*Goal of the exercise*
Copy all of the material exactly. Pictures are not to appear in the copy.

*The data*
:::
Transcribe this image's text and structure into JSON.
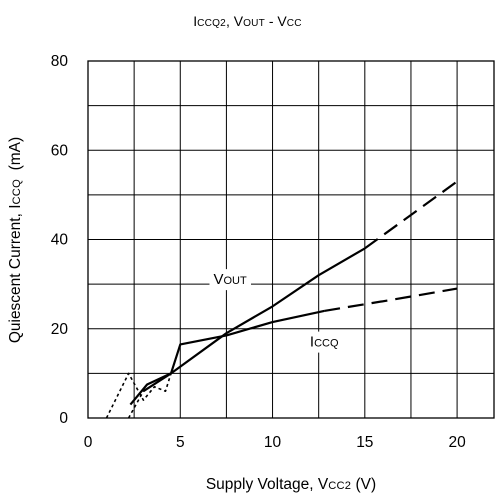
{
  "chart_data": {
    "type": "line",
    "title": "ICCQ2, VOUT - VCC",
    "xlabel": "Supply Voltage, VCC2 (V)",
    "ylabel": "Quiescent Current, ICCQ  (mA)",
    "xlim": [
      0,
      22
    ],
    "ylim": [
      0,
      80
    ],
    "x_ticks": [
      "0",
      "5",
      "10",
      "15",
      "20"
    ],
    "y_ticks": [
      "0",
      "20",
      "40",
      "60",
      "80"
    ],
    "grid": true,
    "line_annotations": [
      {
        "text": "VOUT",
        "x": 7.7,
        "y": 30
      },
      {
        "text": "ICCQ",
        "x": 12.8,
        "y": 16
      }
    ],
    "series": [
      {
        "name": "VOUT",
        "style": "solid",
        "color": "#000000",
        "values": [
          [
            3.0,
            6
          ],
          [
            4.5,
            10
          ],
          [
            7.5,
            19
          ],
          [
            10,
            25
          ],
          [
            12.5,
            32
          ],
          [
            15,
            38
          ]
        ]
      },
      {
        "name": "VOUT",
        "style": "dashed",
        "color": "#000000",
        "values": [
          [
            15,
            38
          ],
          [
            20,
            53
          ]
        ]
      },
      {
        "name": "ICCQ",
        "style": "solid",
        "color": "#000000",
        "values": [
          [
            2.3,
            3
          ],
          [
            3.2,
            7.5
          ],
          [
            4.5,
            10
          ],
          [
            5,
            16.5
          ],
          [
            7.5,
            18.5
          ],
          [
            10,
            21.5
          ],
          [
            12.8,
            24
          ]
        ]
      },
      {
        "name": "ICCQ",
        "style": "dashed",
        "color": "#000000",
        "values": [
          [
            12.8,
            24
          ],
          [
            16.5,
            26.5
          ],
          [
            20,
            29
          ]
        ]
      },
      {
        "name": "ICCQ",
        "style": "dotted",
        "color": "#000000",
        "values": [
          [
            1,
            0
          ],
          [
            2.2,
            10
          ],
          [
            3,
            4
          ],
          [
            3.6,
            7
          ],
          [
            4.2,
            6
          ],
          [
            4.5,
            10
          ]
        ]
      },
      {
        "name": "VOUT",
        "style": "dotted",
        "color": "#000000",
        "values": [
          [
            2.2,
            0
          ],
          [
            3.0,
            6
          ]
        ]
      }
    ]
  }
}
:::
*Output for this exercise*
Transcribe this image's text and structure into JSON.
{
  "chart_data": {
    "type": "line",
    "title": "ICCQ2, VOUT - VCC",
    "xlabel": "Supply Voltage, VCC2 (V)",
    "ylabel": "Quiescent Current, ICCQ  (mA)",
    "xlim": [
      0,
      22
    ],
    "ylim": [
      0,
      80
    ],
    "x_ticks": [
      "0",
      "5",
      "10",
      "15",
      "20"
    ],
    "y_ticks": [
      "0",
      "20",
      "40",
      "60",
      "80"
    ],
    "grid": true,
    "line_annotations": [
      {
        "text": "VOUT",
        "x": 7.7,
        "y": 30
      },
      {
        "text": "ICCQ",
        "x": 12.8,
        "y": 16
      }
    ],
    "series": [
      {
        "name": "VOUT",
        "style": "solid",
        "color": "#000000",
        "values": [
          [
            3.0,
            6
          ],
          [
            4.5,
            10
          ],
          [
            7.5,
            19
          ],
          [
            10,
            25
          ],
          [
            12.5,
            32
          ],
          [
            15,
            38
          ]
        ]
      },
      {
        "name": "VOUT",
        "style": "dashed",
        "color": "#000000",
        "values": [
          [
            15,
            38
          ],
          [
            20,
            53
          ]
        ]
      },
      {
        "name": "ICCQ",
        "style": "solid",
        "color": "#000000",
        "values": [
          [
            2.3,
            3
          ],
          [
            3.2,
            7.5
          ],
          [
            4.5,
            10
          ],
          [
            5,
            16.5
          ],
          [
            7.5,
            18.5
          ],
          [
            10,
            21.5
          ],
          [
            12.8,
            24
          ]
        ]
      },
      {
        "name": "ICCQ",
        "style": "dashed",
        "color": "#000000",
        "values": [
          [
            12.8,
            24
          ],
          [
            16.5,
            26.5
          ],
          [
            20,
            29
          ]
        ]
      },
      {
        "name": "ICCQ",
        "style": "dotted",
        "color": "#000000",
        "values": [
          [
            1,
            0
          ],
          [
            2.2,
            10
          ],
          [
            3,
            4
          ],
          [
            3.6,
            7
          ],
          [
            4.2,
            6
          ],
          [
            4.5,
            10
          ]
        ]
      },
      {
        "name": "VOUT",
        "style": "dotted",
        "color": "#000000",
        "values": [
          [
            2.2,
            0
          ],
          [
            3.0,
            6
          ]
        ]
      }
    ]
  }
}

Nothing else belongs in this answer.